• **List of tasks**
[1] In the discussion of game difficulty, which game is named as an example of a tedious game?
[2] Repeat the game difficulty discussion word for word, from "I like when" to "for difficulty's sake.".

• **Exercise passage**
☆ ☆ ☆ ☆ ☆ ☆ ☆
For me, it depends. Usually enjoy games that are to me fairly balanced, e.g. Normal difficulty or games that don't even describe their difficulty rating. In most of those cases the games are challenging enough to be engaging with my in game abilities. But I've played difficult games before. Asides from the accomplishment of getting past them, I don't enjoy them as much as what I consider fairly balanced games.
 
Really I've always thought that as long as the game generally feels good, whether the game is hard or not doesn't really matter too much. I've probably played about as many games that were ruined by being way, way to easy as I have games that were ruined by a frustratingly high difficulty.​
 
Sometimes a game being too easy can dull the experience so I welcome it.
 
Depends. If it’s frustratingly hard, then I don’t bother playing it.
 
I like when games are a challenge as a way to make you feel accomplished, make you try, and help you remember the experience. I do not like difficulty just for difficulty's sake.
 
depends on the game, there's hard, there's tedious (Super Meat Boy Forever), and then there's bad (Maten no Soumetsu)
 
Depends on intention and expectation I reckon. If I'm playing a rage game, I expect it to be unfair
This is like the key point to talk about whenever 'difficulty' discussions come up. Like, it all depends on artistic intent at the end of the day. If a game is intended as difficult and it succeeds, then hell yeah. If a game is intended to be completely unfair, then god speed. Vice versa as well, if a game is intended to be a cakewalk then I respect the dev that makes it happen. Whether it's satisfying to you or anyone as a player is a separate conversation. That would just be a conversation on personal preferences akin to stating your favorite genres of music. (I'm not tryna dog on ppl for talking abt their difficulty preferences, OPs question is pretty open ended, love yall ::cool )
☆ ☆ ☆ ☆ ☆ ☆ ☆
• **Records shown**
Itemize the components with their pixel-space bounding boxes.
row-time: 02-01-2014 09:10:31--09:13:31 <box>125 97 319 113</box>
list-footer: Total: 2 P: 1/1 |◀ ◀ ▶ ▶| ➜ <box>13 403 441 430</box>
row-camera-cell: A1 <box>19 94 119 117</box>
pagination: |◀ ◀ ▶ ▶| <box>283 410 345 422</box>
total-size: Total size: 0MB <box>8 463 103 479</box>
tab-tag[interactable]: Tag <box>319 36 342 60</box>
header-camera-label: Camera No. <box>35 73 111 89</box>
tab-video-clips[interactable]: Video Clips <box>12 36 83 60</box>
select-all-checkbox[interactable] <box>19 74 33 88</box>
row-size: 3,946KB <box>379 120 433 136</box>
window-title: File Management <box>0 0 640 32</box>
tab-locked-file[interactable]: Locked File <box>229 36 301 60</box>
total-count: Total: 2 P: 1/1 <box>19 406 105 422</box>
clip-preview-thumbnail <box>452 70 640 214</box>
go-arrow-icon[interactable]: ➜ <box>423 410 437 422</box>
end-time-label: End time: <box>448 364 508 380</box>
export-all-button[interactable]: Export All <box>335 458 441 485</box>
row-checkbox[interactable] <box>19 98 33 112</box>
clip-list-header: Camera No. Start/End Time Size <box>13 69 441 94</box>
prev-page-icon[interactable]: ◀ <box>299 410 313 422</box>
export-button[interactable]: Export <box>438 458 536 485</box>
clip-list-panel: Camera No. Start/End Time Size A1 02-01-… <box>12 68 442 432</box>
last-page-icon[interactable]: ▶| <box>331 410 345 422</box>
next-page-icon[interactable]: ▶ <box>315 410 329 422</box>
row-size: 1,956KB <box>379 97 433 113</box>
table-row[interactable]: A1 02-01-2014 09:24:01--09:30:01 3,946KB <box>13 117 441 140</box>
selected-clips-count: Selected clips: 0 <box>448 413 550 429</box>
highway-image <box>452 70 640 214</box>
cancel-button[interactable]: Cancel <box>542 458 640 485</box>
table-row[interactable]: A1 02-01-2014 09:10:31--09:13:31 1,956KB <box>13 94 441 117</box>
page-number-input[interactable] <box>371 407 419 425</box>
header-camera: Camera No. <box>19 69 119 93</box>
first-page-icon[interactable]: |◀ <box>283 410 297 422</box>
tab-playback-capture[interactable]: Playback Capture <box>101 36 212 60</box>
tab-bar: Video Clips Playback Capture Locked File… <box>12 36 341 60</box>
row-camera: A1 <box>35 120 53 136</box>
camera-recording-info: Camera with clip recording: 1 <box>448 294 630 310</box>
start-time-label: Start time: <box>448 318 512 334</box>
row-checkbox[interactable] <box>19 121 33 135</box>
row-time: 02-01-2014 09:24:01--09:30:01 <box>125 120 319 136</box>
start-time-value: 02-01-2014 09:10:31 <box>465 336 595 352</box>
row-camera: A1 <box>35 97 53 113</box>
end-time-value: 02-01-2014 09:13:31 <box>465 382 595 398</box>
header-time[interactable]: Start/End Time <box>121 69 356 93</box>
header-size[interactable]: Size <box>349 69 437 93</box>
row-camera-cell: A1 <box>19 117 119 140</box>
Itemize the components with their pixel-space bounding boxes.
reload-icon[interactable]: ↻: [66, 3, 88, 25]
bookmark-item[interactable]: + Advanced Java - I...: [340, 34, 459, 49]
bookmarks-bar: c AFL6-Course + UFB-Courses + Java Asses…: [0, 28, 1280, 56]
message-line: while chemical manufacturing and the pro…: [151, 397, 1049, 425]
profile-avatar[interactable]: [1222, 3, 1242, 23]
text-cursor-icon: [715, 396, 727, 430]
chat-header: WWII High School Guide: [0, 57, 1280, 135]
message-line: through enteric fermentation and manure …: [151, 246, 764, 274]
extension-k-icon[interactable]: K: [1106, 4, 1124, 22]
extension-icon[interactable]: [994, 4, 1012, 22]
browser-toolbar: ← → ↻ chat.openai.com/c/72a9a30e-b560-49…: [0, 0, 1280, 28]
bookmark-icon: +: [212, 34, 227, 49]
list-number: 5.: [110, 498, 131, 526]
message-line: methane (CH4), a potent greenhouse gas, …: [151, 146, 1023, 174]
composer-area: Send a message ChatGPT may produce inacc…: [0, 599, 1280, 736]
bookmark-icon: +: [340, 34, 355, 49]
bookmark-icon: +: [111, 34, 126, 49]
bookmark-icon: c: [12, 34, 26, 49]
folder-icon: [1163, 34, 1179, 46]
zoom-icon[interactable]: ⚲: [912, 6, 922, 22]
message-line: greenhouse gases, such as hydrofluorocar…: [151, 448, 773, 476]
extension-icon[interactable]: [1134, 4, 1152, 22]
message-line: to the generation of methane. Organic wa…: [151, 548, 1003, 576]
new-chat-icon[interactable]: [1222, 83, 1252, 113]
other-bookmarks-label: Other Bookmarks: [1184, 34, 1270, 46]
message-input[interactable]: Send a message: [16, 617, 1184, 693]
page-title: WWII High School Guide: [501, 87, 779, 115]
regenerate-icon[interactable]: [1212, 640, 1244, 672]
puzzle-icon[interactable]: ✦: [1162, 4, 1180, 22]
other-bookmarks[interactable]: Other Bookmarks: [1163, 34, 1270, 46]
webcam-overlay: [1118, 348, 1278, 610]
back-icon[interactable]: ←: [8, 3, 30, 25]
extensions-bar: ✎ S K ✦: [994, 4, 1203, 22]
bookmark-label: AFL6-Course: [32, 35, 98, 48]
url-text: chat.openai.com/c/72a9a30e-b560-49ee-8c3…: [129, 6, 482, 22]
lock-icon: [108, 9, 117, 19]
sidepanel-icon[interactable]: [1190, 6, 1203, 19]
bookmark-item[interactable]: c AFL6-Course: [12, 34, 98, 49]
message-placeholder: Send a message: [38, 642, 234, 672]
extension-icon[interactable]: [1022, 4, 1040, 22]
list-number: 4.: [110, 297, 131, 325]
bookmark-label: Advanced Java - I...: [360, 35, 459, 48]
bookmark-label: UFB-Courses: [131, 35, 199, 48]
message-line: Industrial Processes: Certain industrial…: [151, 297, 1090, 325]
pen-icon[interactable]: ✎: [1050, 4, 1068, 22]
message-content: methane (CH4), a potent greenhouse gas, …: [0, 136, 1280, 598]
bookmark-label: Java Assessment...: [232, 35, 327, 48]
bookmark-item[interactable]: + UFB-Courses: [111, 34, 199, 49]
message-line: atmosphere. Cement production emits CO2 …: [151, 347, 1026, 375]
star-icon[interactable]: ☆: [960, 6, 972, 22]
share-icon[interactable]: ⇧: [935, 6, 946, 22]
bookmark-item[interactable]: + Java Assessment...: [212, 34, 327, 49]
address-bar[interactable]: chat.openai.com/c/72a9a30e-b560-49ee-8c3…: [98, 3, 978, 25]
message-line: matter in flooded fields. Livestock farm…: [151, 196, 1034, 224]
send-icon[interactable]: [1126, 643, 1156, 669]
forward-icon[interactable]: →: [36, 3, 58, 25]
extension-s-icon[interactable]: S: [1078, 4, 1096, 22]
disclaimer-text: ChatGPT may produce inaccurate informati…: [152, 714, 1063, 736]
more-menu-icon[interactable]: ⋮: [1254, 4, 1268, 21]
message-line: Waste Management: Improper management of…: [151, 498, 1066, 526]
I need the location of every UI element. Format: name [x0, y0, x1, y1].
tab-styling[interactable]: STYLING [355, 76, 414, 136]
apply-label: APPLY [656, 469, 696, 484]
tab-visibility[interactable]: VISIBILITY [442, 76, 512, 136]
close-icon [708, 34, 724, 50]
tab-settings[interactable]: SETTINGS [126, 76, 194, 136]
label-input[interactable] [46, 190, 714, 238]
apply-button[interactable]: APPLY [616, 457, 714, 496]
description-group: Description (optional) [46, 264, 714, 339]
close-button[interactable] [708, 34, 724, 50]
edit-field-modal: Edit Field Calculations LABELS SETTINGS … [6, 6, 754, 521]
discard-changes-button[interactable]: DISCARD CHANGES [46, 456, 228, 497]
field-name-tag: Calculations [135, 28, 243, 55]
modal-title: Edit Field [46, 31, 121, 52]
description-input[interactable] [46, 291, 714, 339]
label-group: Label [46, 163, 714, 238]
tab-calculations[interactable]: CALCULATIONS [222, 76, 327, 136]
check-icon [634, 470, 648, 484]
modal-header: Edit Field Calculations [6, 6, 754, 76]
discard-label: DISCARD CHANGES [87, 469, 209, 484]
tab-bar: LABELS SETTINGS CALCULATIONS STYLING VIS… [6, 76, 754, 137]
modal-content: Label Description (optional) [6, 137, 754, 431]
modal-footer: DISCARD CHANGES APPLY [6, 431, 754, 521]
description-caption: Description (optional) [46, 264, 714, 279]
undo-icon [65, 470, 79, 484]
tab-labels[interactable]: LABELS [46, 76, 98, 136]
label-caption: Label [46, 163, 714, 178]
☆ ☆ ☆ ☆ ☆ ☆ ☆
• **Task-by-task solutions**
[1] Super Meat Boy Forever

[2]
I like when games are a challenge as a way to make you feel accomplished, make you try, and help you remember the experience. I do not like difficulty just for difficulty's sake.